MATERIAL FOR THIS TASK:
○ ○ ○ ○

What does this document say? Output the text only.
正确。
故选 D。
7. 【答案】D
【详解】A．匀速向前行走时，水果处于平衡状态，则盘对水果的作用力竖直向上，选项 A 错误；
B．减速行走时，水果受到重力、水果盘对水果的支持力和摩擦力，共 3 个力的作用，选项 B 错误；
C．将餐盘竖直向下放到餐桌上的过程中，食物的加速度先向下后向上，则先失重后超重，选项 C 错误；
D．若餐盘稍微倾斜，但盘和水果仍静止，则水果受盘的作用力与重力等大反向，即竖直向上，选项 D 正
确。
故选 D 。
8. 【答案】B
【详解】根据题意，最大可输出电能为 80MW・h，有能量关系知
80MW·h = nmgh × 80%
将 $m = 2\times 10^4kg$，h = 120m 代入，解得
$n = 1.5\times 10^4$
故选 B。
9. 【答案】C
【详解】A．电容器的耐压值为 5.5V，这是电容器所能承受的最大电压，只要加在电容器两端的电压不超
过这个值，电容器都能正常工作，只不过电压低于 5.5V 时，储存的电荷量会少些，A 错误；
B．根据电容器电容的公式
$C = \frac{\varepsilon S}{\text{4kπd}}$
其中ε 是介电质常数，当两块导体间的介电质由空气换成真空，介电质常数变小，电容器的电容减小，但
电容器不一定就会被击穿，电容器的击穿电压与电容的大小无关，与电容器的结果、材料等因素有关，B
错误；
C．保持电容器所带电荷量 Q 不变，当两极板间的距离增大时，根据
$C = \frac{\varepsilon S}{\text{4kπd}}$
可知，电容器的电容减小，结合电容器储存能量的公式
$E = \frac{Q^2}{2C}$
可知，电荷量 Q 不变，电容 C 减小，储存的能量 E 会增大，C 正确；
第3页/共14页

○ ○ ○ ○

EXERCISE TASK: Extract the data exactly as given.

THE RESULT:
What does this document say? Output the text only.
正确。
故选 D。
7. 【答案】D
【详解】A．匀速向前行走时，水果处于平衡状态，则盘对水果的作用力竖直向上，选项 A 错误；
B．减速行走时，水果受到重力、水果盘对水果的支持力和摩擦力，共 3 个力的作用，选项 B 错误；
C．将餐盘竖直向下放到餐桌上的过程中，食物的加速度先向下后向上，则先失重后超重，选项 C 错误；
D．若餐盘稍微倾斜，但盘和水果仍静止，则水果受盘的作用力与重力等大反向，即竖直向上，选项 D 正
确。
故选 D 。
8. 【答案】B
【详解】根据题意，最大可输出电能为 80MW・h，有能量关系知
80MW·h = nmgh × 80%
将 $m = 2\times 10^4kg$，h = 120m 代入，解得
$n = 1.5\times 10^4$
故选 B。
9. 【答案】C
【详解】A．电容器的耐压值为 5.5V，这是电容器所能承受的最大电压，只要加在电容器两端的电压不超
过这个值，电容器都能正常工作，只不过电压低于 5.5V 时，储存的电荷量会少些，A 错误；
B．根据电容器电容的公式
$C = \frac{\varepsilon S}{\text{4kπd}}$
其中ε 是介电质常数，当两块导体间的介电质由空气换成真空，介电质常数变小，电容器的电容减小，但
电容器不一定就会被击穿，电容器的击穿电压与电容的大小无关，与电容器的结果、材料等因素有关，B
错误；
C．保持电容器所带电荷量 Q 不变，当两极板间的距离增大时，根据
$C = \frac{\varepsilon S}{\text{4kπd}}$
可知，电容器的电容减小，结合电容器储存能量的公式
$E = \frac{Q^2}{2C}$
可知，电荷量 Q 不变，电容 C 减小，储存的能量 E 会增大，C 正确；
第3页/共14页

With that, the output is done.